Required work:
Everything in the listing except the pictures should be written out exactly.

= = =

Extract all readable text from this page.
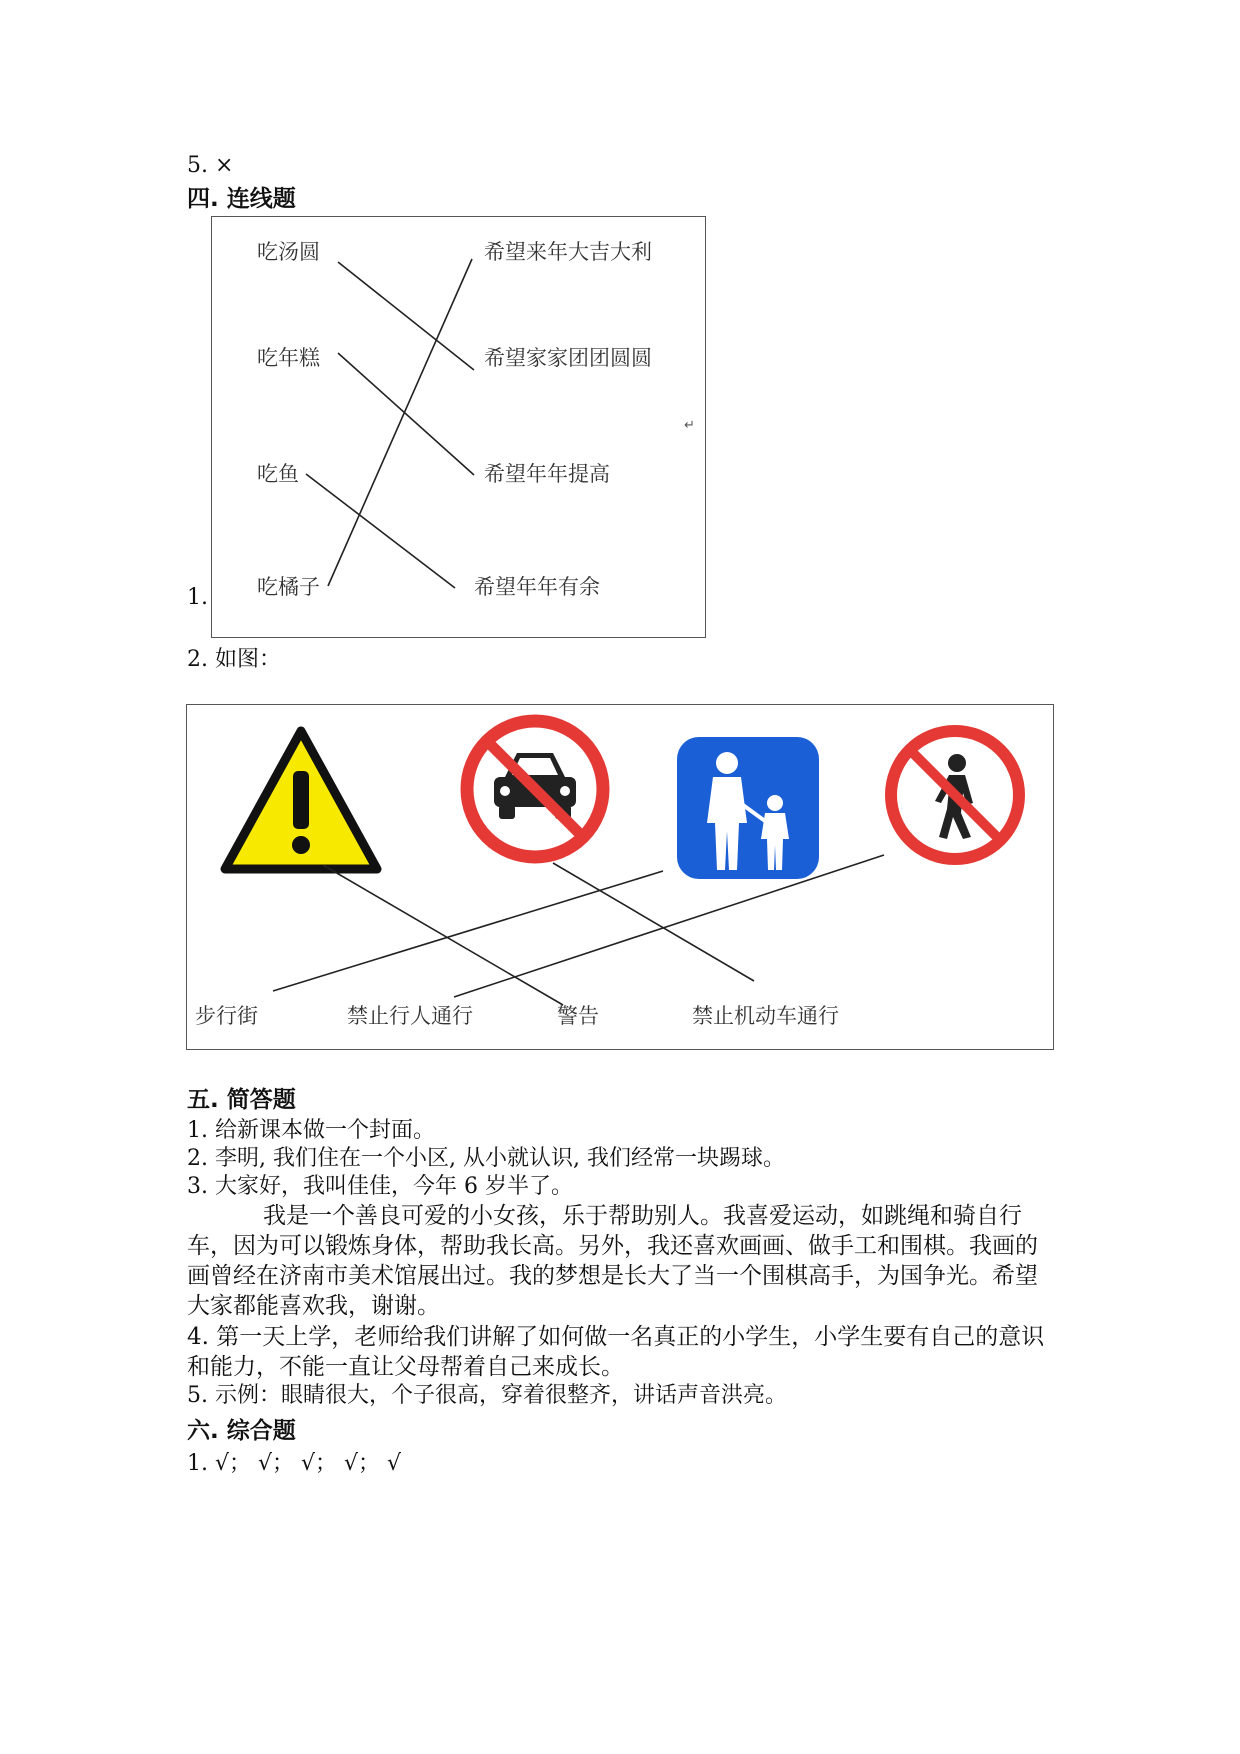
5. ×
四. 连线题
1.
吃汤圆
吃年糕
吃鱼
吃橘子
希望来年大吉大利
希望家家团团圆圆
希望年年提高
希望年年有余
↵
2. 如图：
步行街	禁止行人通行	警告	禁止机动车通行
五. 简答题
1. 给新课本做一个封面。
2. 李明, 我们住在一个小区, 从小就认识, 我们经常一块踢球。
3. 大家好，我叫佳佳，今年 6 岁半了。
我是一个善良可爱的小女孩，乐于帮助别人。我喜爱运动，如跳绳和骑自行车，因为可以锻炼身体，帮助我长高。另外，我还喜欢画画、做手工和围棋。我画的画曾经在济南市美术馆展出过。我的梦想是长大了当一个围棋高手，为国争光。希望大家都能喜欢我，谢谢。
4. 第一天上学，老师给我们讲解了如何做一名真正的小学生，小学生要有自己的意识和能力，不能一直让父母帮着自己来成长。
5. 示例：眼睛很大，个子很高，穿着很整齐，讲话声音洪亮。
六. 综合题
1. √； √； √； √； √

= = =

Complete response:
Extract all readable text from this page.
5. ×
四. 连线题
1.
吃汤圆
吃年糕
吃鱼
吃橘子
希望来年大吉大利
希望家家团团圆圆
希望年年提高
希望年年有余
↵
2. 如图：
步行街	禁止行人通行	警告	禁止机动车通行
五. 简答题
1. 给新课本做一个封面。
2. 李明, 我们住在一个小区, 从小就认识, 我们经常一块踢球。
3. 大家好，我叫佳佳，今年 6 岁半了。
我是一个善良可爱的小女孩，乐于帮助别人。我喜爱运动，如跳绳和骑自行车，因为可以锻炼身体，帮助我长高。另外，我还喜欢画画、做手工和围棋。我画的画曾经在济南市美术馆展出过。我的梦想是长大了当一个围棋高手，为国争光。希望大家都能喜欢我，谢谢。
4. 第一天上学，老师给我们讲解了如何做一名真正的小学生，小学生要有自己的意识和能力，不能一直让父母帮着自己来成长。
5. 示例：眼睛很大，个子很高，穿着很整齐，讲话声音洪亮。
六. 综合题
1. √； √； √； √； √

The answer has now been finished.